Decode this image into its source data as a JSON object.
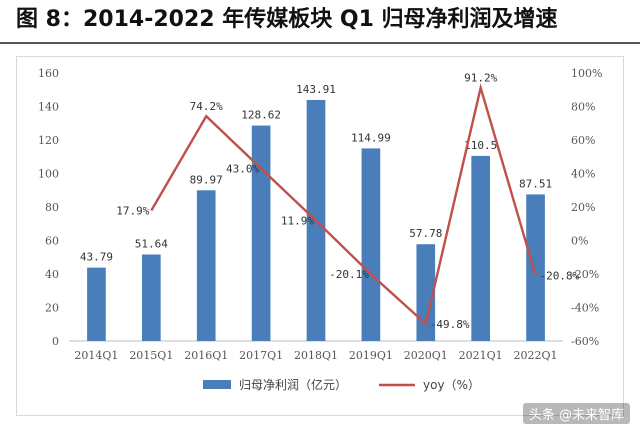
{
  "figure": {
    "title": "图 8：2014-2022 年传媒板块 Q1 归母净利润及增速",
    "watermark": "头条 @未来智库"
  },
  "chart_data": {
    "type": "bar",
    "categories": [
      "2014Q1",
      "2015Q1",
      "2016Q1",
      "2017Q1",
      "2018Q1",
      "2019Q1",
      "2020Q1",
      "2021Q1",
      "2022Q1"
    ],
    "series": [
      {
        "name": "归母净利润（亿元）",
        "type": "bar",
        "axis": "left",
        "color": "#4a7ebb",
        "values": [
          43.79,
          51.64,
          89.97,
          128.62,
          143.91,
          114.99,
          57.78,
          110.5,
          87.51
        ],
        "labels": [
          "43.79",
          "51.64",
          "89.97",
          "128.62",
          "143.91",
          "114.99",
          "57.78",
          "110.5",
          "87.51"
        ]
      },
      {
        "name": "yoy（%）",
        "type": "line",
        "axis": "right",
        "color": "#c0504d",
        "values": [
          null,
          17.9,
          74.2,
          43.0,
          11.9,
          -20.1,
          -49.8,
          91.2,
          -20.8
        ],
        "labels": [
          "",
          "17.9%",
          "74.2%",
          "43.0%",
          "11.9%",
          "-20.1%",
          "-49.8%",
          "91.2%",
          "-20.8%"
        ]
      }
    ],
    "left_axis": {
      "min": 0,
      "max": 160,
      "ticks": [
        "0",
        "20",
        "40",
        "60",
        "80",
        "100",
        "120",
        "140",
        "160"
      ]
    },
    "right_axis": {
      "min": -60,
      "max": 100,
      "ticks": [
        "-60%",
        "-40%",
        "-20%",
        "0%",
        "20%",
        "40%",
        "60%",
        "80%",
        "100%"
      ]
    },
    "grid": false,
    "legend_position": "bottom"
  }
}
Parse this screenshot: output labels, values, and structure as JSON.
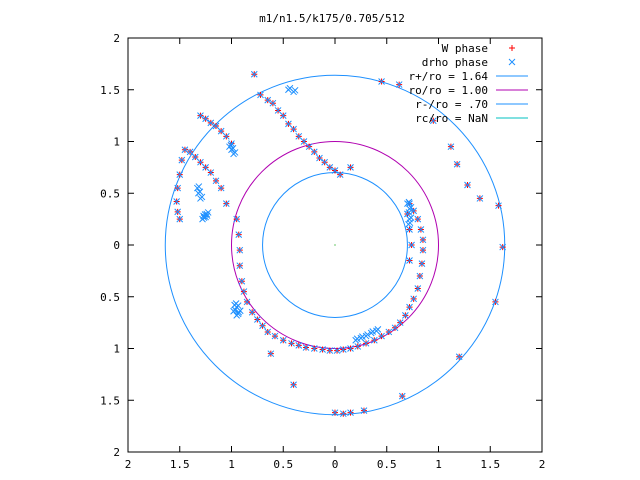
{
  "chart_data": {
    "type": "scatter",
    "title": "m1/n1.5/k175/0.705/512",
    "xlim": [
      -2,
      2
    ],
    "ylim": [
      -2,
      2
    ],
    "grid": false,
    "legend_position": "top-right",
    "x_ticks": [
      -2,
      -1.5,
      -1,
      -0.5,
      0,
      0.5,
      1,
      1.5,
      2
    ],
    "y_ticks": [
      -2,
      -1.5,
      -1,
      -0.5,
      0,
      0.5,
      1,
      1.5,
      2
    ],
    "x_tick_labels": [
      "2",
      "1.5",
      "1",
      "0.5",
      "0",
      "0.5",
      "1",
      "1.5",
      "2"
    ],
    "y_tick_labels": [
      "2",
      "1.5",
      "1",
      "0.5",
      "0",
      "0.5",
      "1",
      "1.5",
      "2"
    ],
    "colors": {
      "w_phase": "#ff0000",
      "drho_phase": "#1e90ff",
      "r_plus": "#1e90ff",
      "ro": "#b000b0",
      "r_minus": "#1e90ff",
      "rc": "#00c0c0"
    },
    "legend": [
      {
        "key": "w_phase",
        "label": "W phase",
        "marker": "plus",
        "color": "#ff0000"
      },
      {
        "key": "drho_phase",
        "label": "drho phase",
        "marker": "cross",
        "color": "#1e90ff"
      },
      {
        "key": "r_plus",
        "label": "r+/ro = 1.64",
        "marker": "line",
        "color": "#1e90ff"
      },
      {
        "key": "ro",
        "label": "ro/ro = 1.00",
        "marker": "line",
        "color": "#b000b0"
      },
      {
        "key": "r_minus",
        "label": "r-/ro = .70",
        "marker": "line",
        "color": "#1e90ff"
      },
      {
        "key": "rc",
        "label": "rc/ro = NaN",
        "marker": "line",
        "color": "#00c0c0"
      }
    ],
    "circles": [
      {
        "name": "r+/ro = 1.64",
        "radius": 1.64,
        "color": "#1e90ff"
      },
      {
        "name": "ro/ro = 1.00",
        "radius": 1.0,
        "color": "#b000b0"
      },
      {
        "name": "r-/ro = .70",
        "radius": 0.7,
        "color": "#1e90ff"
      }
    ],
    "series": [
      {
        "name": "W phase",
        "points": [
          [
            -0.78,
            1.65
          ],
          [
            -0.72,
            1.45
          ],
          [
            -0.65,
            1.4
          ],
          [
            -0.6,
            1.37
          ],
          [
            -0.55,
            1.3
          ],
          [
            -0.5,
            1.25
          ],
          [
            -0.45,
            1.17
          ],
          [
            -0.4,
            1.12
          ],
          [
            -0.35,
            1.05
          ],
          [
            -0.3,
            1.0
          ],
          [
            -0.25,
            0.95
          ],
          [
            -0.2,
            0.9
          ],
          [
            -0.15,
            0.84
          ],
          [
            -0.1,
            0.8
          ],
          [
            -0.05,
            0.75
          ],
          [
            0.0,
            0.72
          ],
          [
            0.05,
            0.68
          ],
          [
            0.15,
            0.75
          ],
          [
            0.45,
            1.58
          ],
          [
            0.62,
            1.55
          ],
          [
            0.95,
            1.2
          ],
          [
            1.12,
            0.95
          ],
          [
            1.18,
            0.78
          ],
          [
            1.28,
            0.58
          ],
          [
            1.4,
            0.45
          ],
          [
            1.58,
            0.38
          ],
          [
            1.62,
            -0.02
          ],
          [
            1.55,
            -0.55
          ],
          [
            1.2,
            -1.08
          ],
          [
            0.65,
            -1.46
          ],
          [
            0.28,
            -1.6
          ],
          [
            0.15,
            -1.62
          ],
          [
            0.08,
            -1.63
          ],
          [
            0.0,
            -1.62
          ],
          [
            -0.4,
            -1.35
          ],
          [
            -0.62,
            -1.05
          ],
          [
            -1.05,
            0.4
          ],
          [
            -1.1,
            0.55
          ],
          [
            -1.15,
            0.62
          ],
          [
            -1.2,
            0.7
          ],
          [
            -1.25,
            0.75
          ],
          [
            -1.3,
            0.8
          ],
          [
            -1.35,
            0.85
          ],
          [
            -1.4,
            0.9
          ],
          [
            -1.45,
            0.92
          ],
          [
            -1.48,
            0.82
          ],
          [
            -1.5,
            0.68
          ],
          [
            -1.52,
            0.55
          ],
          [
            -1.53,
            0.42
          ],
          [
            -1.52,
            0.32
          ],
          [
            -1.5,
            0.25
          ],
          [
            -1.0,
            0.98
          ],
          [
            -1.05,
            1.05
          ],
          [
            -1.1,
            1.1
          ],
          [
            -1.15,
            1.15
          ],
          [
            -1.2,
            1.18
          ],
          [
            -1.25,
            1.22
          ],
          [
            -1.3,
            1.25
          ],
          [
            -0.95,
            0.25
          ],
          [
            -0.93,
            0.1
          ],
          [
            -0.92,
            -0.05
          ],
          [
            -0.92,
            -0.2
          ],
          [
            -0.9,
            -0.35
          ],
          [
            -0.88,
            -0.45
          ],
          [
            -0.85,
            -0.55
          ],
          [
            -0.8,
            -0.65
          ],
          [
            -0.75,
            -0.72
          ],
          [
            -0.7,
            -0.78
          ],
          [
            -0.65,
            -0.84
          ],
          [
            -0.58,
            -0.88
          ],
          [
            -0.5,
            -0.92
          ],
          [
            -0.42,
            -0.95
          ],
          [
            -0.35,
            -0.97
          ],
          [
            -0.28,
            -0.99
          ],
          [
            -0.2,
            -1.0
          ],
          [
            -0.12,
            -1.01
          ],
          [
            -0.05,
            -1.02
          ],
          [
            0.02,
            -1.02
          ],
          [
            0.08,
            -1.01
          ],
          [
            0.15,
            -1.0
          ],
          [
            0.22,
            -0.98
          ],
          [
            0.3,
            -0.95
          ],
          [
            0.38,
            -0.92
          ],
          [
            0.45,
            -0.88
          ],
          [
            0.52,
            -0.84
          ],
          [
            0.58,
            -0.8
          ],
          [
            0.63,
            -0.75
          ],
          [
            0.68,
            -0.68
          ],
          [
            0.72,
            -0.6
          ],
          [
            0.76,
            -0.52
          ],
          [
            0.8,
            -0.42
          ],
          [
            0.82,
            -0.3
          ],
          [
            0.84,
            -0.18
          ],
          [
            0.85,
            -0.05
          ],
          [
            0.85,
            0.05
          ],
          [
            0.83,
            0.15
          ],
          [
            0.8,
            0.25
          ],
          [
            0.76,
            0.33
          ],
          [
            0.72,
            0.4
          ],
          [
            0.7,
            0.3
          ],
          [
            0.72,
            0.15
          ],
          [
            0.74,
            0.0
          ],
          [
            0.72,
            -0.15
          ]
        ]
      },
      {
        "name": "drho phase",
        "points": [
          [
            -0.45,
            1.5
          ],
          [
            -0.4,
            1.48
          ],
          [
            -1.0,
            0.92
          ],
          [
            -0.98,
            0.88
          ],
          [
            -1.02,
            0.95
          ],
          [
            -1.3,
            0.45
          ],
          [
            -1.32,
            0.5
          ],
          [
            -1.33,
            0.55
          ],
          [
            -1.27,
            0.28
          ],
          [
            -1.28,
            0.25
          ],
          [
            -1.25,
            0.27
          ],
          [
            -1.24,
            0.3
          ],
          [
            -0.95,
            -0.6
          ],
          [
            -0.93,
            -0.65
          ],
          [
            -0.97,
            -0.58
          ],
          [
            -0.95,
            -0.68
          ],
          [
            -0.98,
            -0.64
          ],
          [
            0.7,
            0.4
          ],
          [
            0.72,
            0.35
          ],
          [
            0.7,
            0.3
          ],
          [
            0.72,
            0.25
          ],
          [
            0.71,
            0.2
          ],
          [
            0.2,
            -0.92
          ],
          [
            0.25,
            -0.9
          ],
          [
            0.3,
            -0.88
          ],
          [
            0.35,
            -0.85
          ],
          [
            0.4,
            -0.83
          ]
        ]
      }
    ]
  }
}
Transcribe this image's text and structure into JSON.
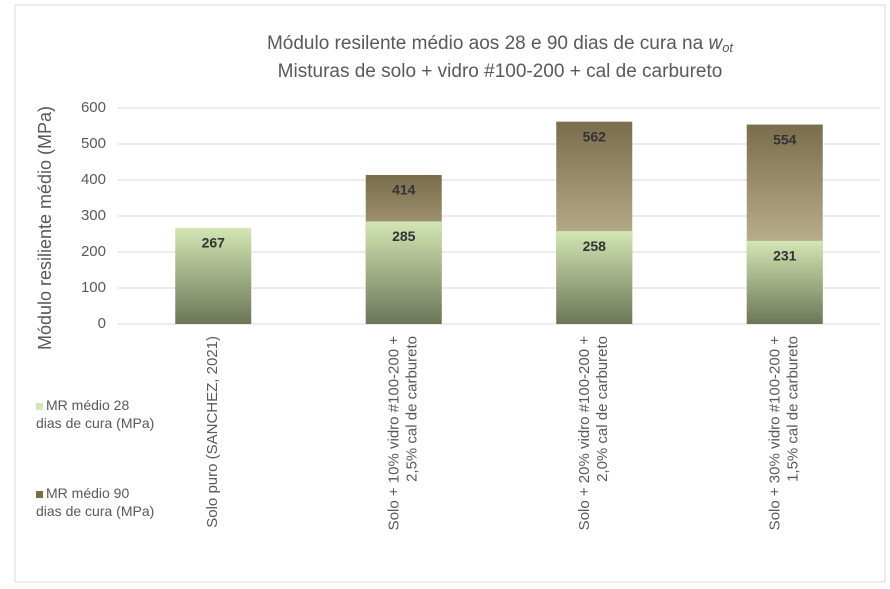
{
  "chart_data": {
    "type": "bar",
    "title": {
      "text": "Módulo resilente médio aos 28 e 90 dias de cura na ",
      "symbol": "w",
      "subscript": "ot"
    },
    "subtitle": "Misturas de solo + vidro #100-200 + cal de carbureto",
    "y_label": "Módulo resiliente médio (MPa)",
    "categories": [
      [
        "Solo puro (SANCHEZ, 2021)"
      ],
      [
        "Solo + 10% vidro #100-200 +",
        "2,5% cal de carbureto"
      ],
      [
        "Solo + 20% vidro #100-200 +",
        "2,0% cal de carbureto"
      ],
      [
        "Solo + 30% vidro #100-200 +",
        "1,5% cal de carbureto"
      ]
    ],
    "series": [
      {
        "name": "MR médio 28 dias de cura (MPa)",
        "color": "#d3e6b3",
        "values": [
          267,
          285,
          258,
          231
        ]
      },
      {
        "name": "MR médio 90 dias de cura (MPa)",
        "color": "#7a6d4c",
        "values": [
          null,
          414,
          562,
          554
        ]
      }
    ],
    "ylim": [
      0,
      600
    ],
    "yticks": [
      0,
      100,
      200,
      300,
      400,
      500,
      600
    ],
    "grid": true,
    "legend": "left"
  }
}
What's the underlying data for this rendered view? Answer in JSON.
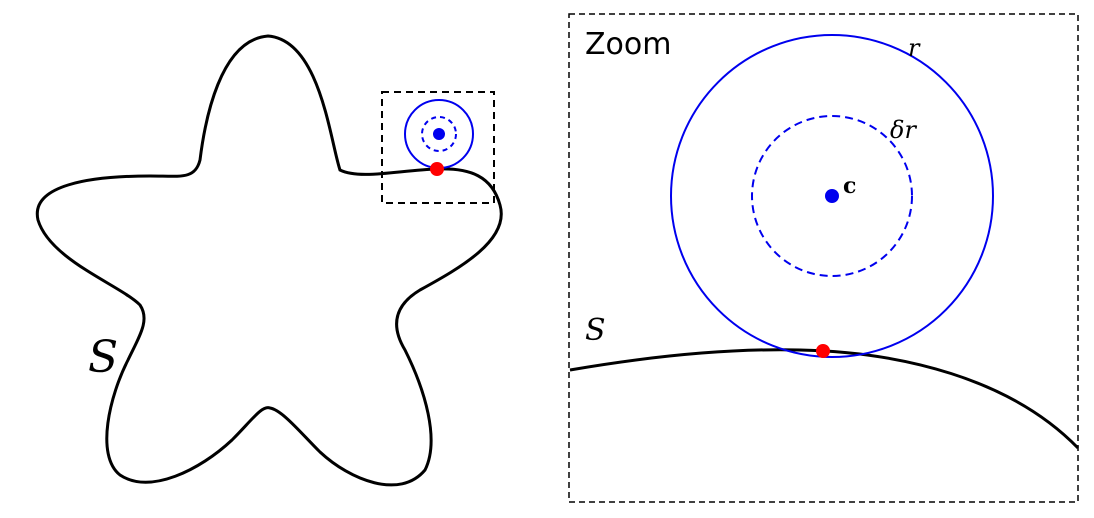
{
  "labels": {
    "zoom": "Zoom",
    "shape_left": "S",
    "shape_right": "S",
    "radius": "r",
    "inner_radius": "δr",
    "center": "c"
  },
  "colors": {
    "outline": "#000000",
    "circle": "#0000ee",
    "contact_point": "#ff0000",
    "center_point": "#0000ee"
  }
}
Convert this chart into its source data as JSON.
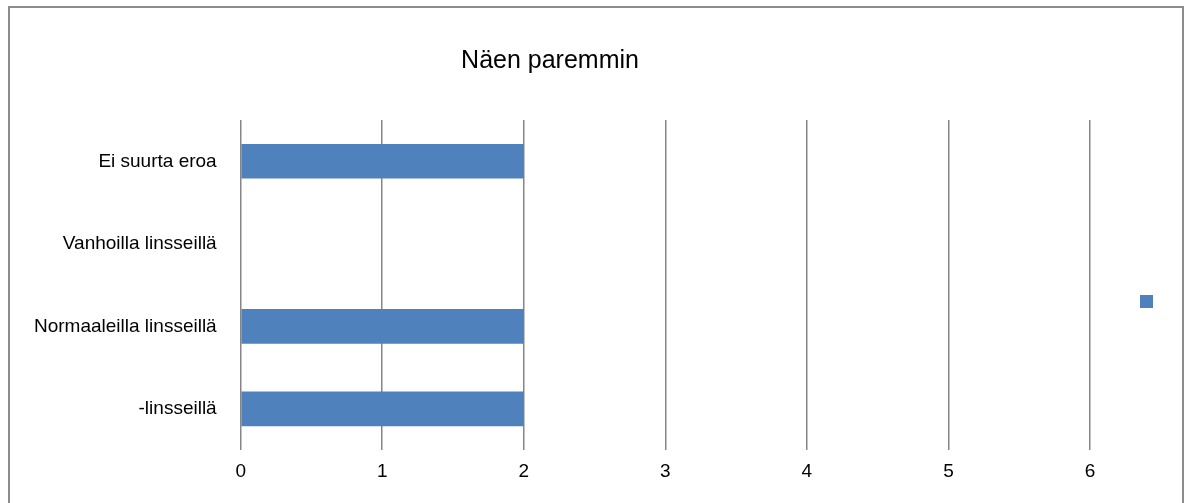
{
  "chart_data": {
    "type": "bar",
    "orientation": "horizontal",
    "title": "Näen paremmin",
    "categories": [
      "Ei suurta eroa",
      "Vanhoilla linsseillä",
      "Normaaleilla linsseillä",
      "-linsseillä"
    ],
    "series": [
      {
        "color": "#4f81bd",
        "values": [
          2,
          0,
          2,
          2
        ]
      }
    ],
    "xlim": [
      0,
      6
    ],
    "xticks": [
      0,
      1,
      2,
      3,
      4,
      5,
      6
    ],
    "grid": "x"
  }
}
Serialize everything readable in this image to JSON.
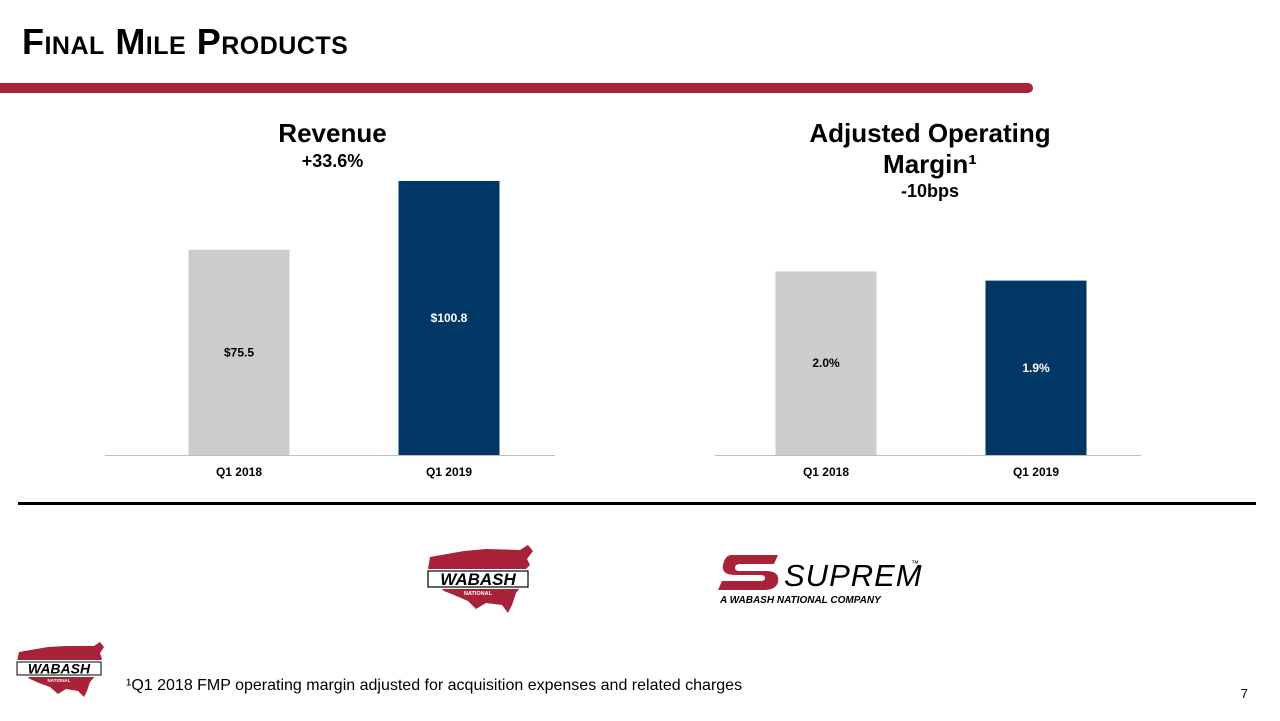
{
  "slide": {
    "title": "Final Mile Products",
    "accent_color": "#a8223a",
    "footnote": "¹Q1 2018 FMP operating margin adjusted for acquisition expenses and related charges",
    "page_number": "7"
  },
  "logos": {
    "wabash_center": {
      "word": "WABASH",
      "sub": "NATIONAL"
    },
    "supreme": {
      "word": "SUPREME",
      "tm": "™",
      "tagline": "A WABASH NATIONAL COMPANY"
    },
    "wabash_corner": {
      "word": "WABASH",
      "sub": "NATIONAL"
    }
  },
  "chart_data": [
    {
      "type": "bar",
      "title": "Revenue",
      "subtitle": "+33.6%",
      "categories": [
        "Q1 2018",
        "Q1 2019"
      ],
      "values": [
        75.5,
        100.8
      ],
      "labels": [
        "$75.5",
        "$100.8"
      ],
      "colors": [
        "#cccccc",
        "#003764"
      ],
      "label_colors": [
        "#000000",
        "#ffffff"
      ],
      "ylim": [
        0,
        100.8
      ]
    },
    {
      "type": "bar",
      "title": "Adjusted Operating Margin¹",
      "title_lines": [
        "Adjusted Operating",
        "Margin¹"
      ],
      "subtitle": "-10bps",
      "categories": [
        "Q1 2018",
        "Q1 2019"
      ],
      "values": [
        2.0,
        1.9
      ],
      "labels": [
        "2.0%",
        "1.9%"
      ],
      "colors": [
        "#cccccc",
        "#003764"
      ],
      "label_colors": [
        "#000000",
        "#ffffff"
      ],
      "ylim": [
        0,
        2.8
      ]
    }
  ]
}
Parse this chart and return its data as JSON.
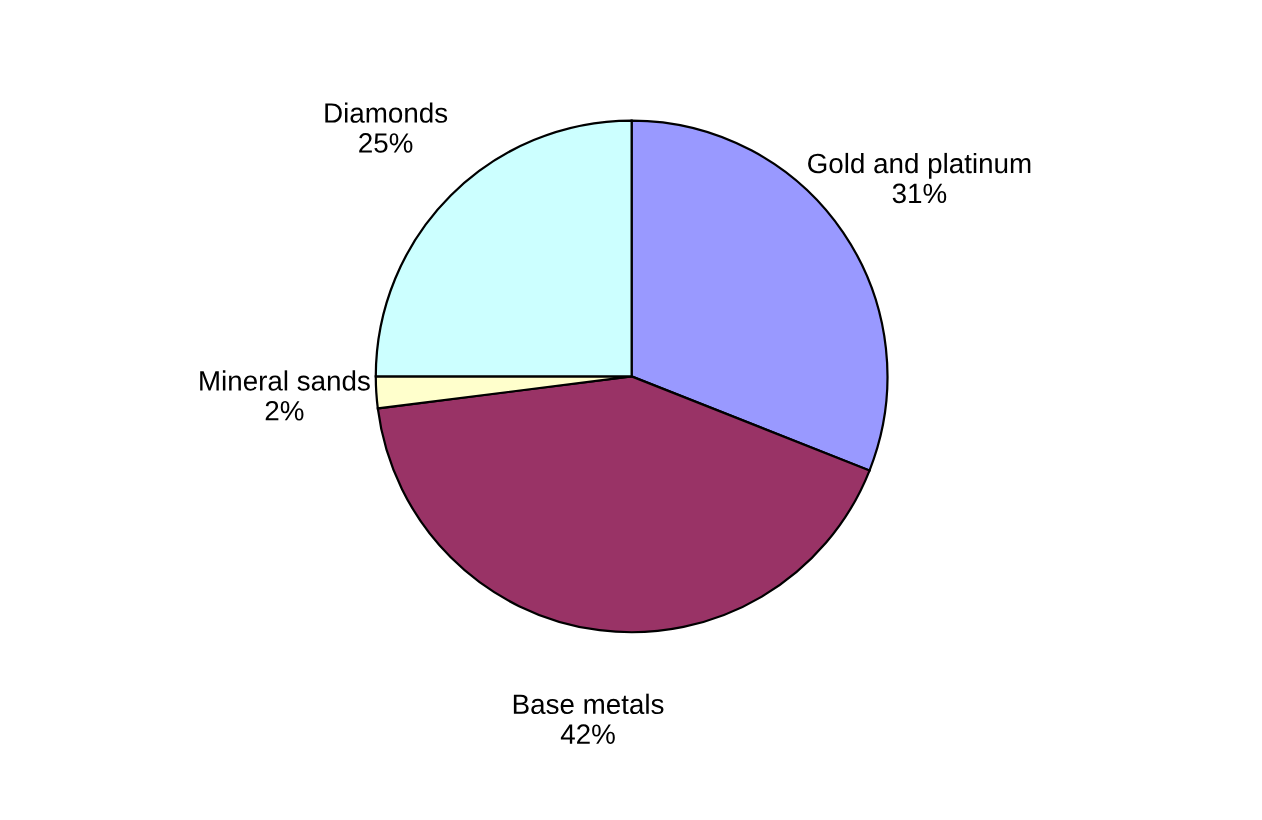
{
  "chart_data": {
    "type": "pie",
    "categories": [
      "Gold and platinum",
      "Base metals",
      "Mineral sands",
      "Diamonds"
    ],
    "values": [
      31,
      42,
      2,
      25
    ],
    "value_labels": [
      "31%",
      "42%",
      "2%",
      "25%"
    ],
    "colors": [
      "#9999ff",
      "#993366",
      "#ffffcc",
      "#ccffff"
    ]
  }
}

# # # # # # #

Stated exercise >> Give back, word for word, every line from the one holding "Parse this chart and return its data as JSON." through the last line of the listing. Pictures are excluded.

Output of the task >>
Parse this chart and return its data as JSON.
{
  "chart_data": {
    "type": "pie",
    "categories": [
      "Gold and platinum",
      "Base metals",
      "Mineral sands",
      "Diamonds"
    ],
    "values": [
      31,
      42,
      2,
      25
    ],
    "value_labels": [
      "31%",
      "42%",
      "2%",
      "25%"
    ],
    "colors": [
      "#9999ff",
      "#993366",
      "#ffffcc",
      "#ccffff"
    ]
  }
}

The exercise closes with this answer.